課題文
記録全体で「x-tick-label」をすべて「x-axis-tick」に置き換え、ほかは一切変えずに編集した記録を示せ。画像は解答から除くこと。

(要素と領域の一覧)
____
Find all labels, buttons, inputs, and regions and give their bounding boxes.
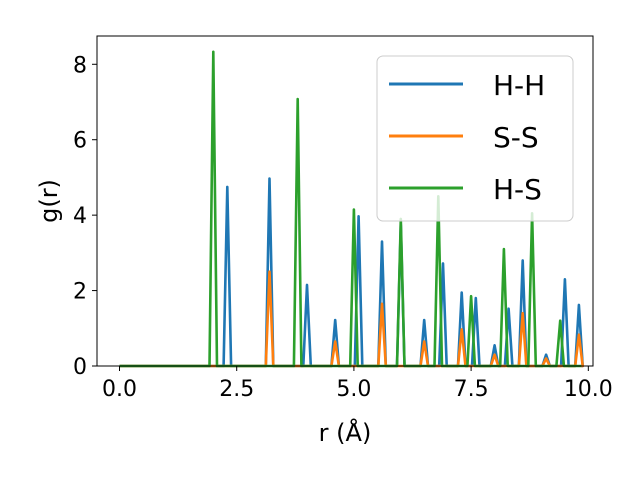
x-tick-label: 5.0: [336, 377, 371, 402]
x-tick-label: 2.5: [219, 377, 254, 402]
y-axis-label: g(r): [35, 179, 63, 223]
x-tick-label: 10.0: [564, 377, 613, 402]
x-tick-label: 7.5: [454, 377, 489, 402]
y-tick-label: 0: [73, 355, 87, 380]
y-tick-label: 8: [73, 53, 87, 78]
series-line-s-s: [119, 270, 585, 368]
legend-box: [376, 55, 574, 222]
axes: 0.0 2.5 5.0 7.5 10.0 0 2 4 6 8: [73, 53, 613, 402]
x-tick-label: 0.0: [102, 377, 137, 402]
legend: H-H S-S H-S: [376, 55, 574, 222]
plot-frame: [96, 35, 594, 367]
y-tick-label: 2: [73, 280, 87, 305]
y-tick-label: 4: [73, 204, 87, 229]
legend-label-s-s: S-S: [493, 121, 539, 154]
legend-label-h-s: H-S: [493, 173, 542, 206]
x-axis-label: r (Å): [319, 418, 372, 447]
y-tick-label: 6: [73, 129, 87, 154]
legend-label-h-h: H-H: [493, 69, 545, 102]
____
解答
Find all labels, buttons, inputs, and regions and give their bounding boxes.
x-axis-tick: 5.0: [336, 377, 371, 402]
x-axis-tick: 2.5: [219, 377, 254, 402]
y-axis-label: g(r): [35, 179, 63, 223]
x-axis-tick: 10.0: [564, 377, 613, 402]
x-axis-tick: 7.5: [454, 377, 489, 402]
y-tick-label: 0: [73, 355, 87, 380]
y-tick-label: 8: [73, 53, 87, 78]
series-line-s-s: [119, 270, 585, 368]
legend-box: [376, 55, 574, 222]
axes: 0.0 2.5 5.0 7.5 10.0 0 2 4 6 8: [73, 53, 613, 402]
x-axis-tick: 0.0: [102, 377, 137, 402]
legend: H-H S-S H-S: [376, 55, 574, 222]
plot-frame: [96, 35, 594, 367]
y-tick-label: 2: [73, 280, 87, 305]
y-tick-label: 4: [73, 204, 87, 229]
legend-label-s-s: S-S: [493, 121, 539, 154]
legend-label-h-s: H-S: [493, 173, 542, 206]
x-axis-label: r (Å): [319, 418, 372, 447]
y-tick-label: 6: [73, 129, 87, 154]
legend-label-h-h: H-H: [493, 69, 545, 102]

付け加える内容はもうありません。